■ What is asked
Check each line for the word "White" and give how many have it. Say nothing else.
=-=-=
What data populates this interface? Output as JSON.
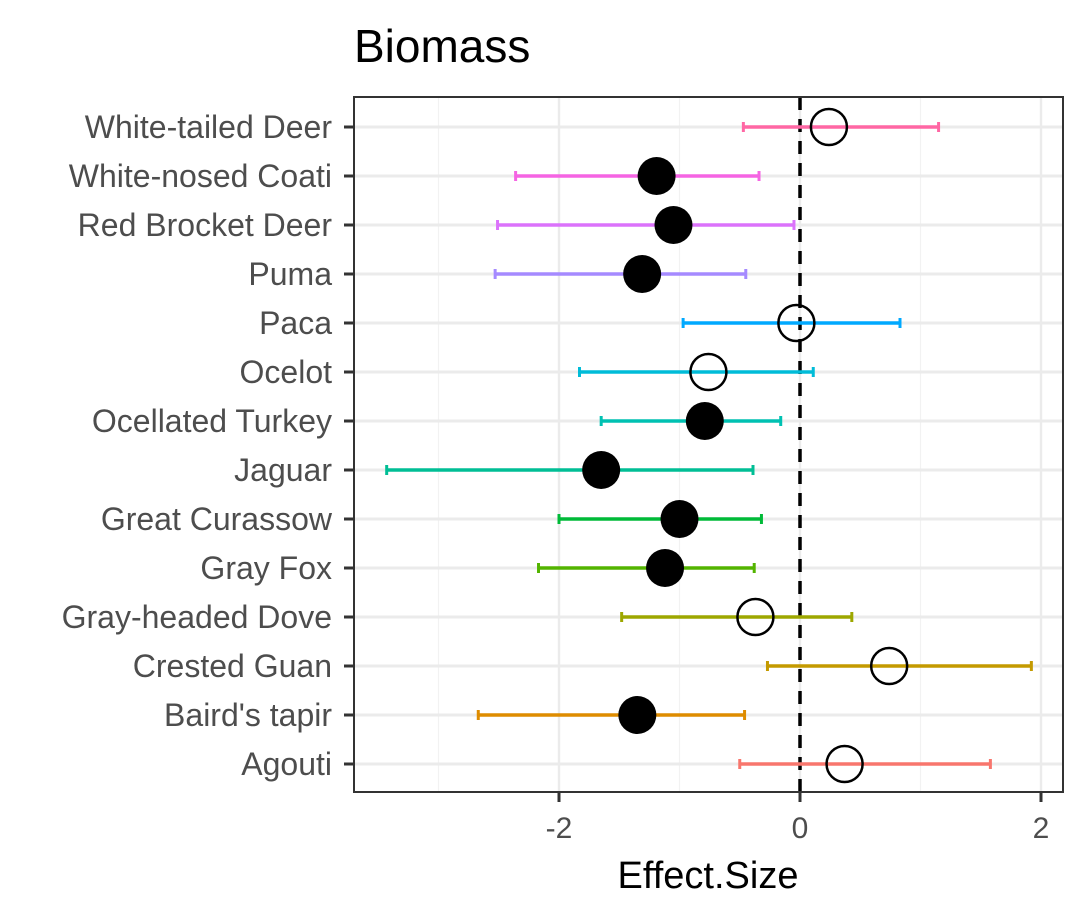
{
  "chart_data": {
    "type": "scatter",
    "subtype": "forest-plot",
    "title": "Biomass",
    "xlabel": "Effect.Size",
    "ylabel": "",
    "xlim": [
      -3.7,
      2.2
    ],
    "xticks": [
      -2,
      0,
      2
    ],
    "xtick_labels": [
      "-2",
      "0",
      "2"
    ],
    "reference_line": {
      "x": 0,
      "style": "dashed"
    },
    "grid": true,
    "legend": "none",
    "species": [
      {
        "name": "White-tailed Deer",
        "estimate": 0.24,
        "lower": -0.47,
        "upper": 1.15,
        "filled": false,
        "color": "#FF67A4"
      },
      {
        "name": "White-nosed Coati",
        "estimate": -1.19,
        "lower": -2.36,
        "upper": -0.34,
        "filled": true,
        "color": "#F564E3"
      },
      {
        "name": "Red Brocket Deer",
        "estimate": -1.05,
        "lower": -2.51,
        "upper": -0.05,
        "filled": true,
        "color": "#DB72FB"
      },
      {
        "name": "Puma",
        "estimate": -1.31,
        "lower": -2.53,
        "upper": -0.45,
        "filled": true,
        "color": "#A58AFF"
      },
      {
        "name": "Paca",
        "estimate": -0.03,
        "lower": -0.97,
        "upper": 0.83,
        "filled": false,
        "color": "#00A9FF"
      },
      {
        "name": "Ocelot",
        "estimate": -0.76,
        "lower": -1.83,
        "upper": 0.11,
        "filled": false,
        "color": "#00BCD8"
      },
      {
        "name": "Ocellated Turkey",
        "estimate": -0.79,
        "lower": -1.65,
        "upper": -0.16,
        "filled": true,
        "color": "#00C1B2"
      },
      {
        "name": "Jaguar",
        "estimate": -1.65,
        "lower": -3.43,
        "upper": -0.39,
        "filled": true,
        "color": "#00BE95"
      },
      {
        "name": "Great Curassow",
        "estimate": -1.0,
        "lower": -2.0,
        "upper": -0.32,
        "filled": true,
        "color": "#00BA38"
      },
      {
        "name": "Gray Fox",
        "estimate": -1.12,
        "lower": -2.17,
        "upper": -0.38,
        "filled": true,
        "color": "#53B400"
      },
      {
        "name": "Gray-headed Dove",
        "estimate": -0.37,
        "lower": -1.48,
        "upper": 0.43,
        "filled": false,
        "color": "#9DA700"
      },
      {
        "name": "Crested Guan",
        "estimate": 0.74,
        "lower": -0.27,
        "upper": 1.92,
        "filled": false,
        "color": "#C49A00"
      },
      {
        "name": "Baird's tapir",
        "estimate": -1.35,
        "lower": -2.67,
        "upper": -0.46,
        "filled": true,
        "color": "#DE8C00"
      },
      {
        "name": "Agouti",
        "estimate": 0.37,
        "lower": -0.5,
        "upper": 1.58,
        "filled": false,
        "color": "#F8766D"
      }
    ]
  }
}
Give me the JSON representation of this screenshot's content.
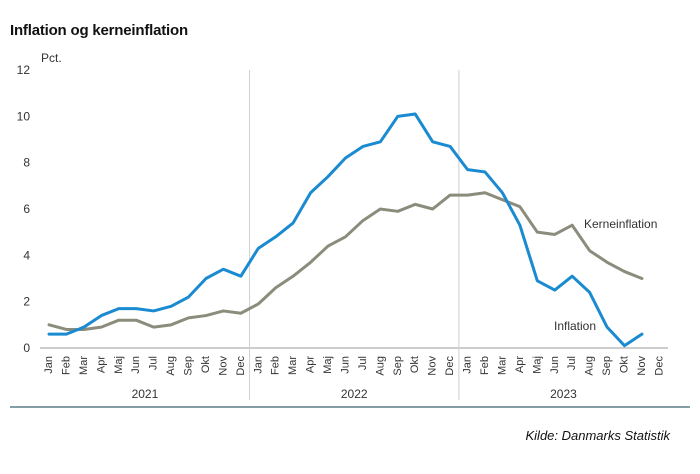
=-=-=
■ Response to the exercise
2